_Task description_
Look through the entries below and report how many lines hold the string "Hypothesis". Only the number is wanted.

_Supplied records_
------------

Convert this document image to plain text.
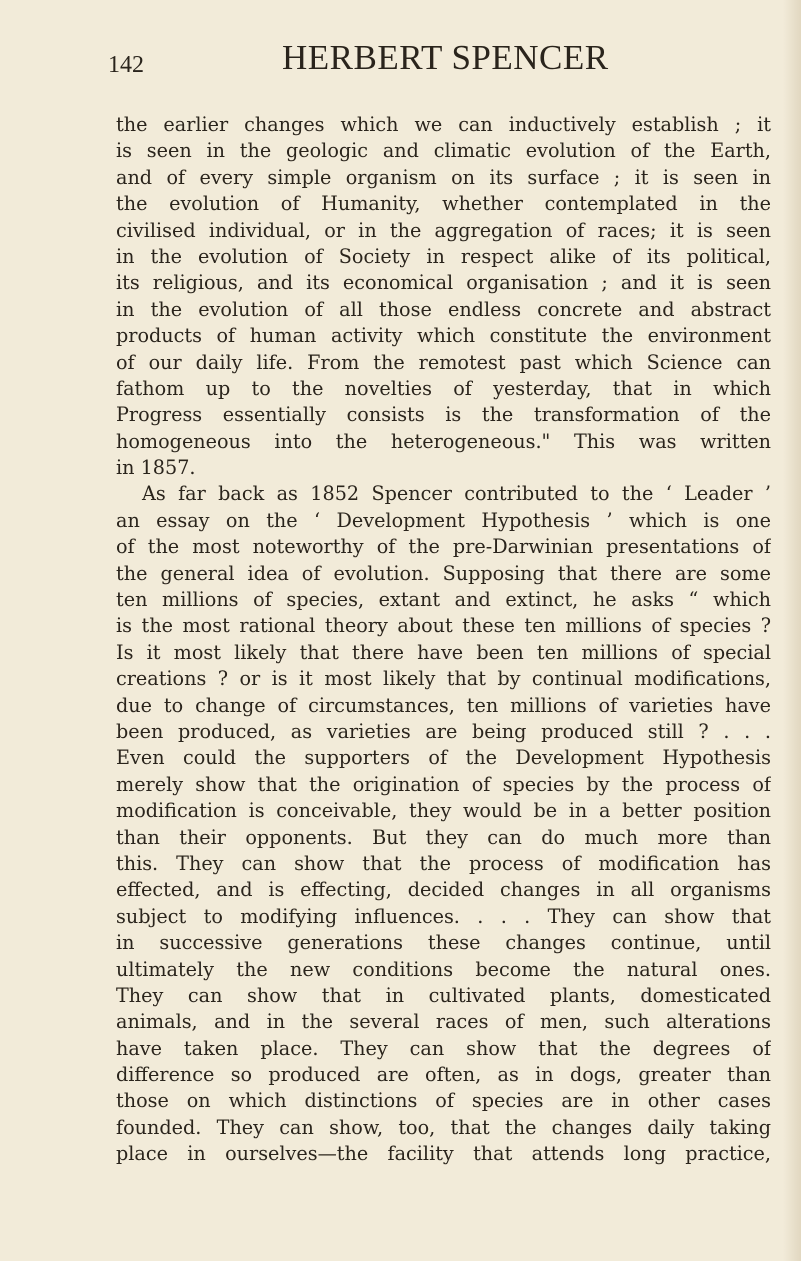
142	HERBERT SPENCER
the earlier changes which we can inductively establish ; it
is seen in the geologic and climatic evolution of the Earth,
and of every simple organism on its surface ; it is seen in
the evolution of Humanity, whether contemplated in the
civilised individual, or in the aggregation of races; it is seen
in the evolution of Society in respect alike of its political,
its religious, and its economical organisation ; and it is seen
in the evolution of all those endless concrete and abstract
products of human activity which constitute the environment
of our daily life. From the remotest past which Science can
fathom up to the novelties of yesterday, that in which
Progress essentially consists is the transformation of the
homogeneous into the heterogeneous." This was written
in 1857.
As far back as 1852 Spencer contributed to the ‘ Leader ’
an essay on the ‘ Development Hypothesis ’ which is one
of the most noteworthy of the pre-Darwinian presentations of
the general idea of evolution. Supposing that there are some
ten millions of species, extant and extinct, he asks “ which
is the most rational theory about these ten millions of species ?
Is it most likely that there have been ten millions of special
creations ? or is it most likely that by continual modifications,
due to change of circumstances, ten millions of varieties have
been produced, as varieties are being produced still ? . . .
Even could the supporters of the Development Hypothesis
merely show that the origination of species by the process of
modification is conceivable, they would be in a better position
than their opponents. But they can do much more than
this. They can show that the process of modification has
effected, and is effecting, decided changes in all organisms
subject to modifying influences. . . . They can show that
in successive generations these changes continue, until
ultimately the new conditions become the natural ones.
They can show that in cultivated plants, domesticated
animals, and in the several races of men, such alterations
have taken place. They can show that the degrees of
difference so produced are often, as in dogs, greater than
those on which distinctions of species are in other cases
founded. They can show, too, that the changes daily taking
place in ourselves—the facility that attends long practice,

------------

_Result of the task_
2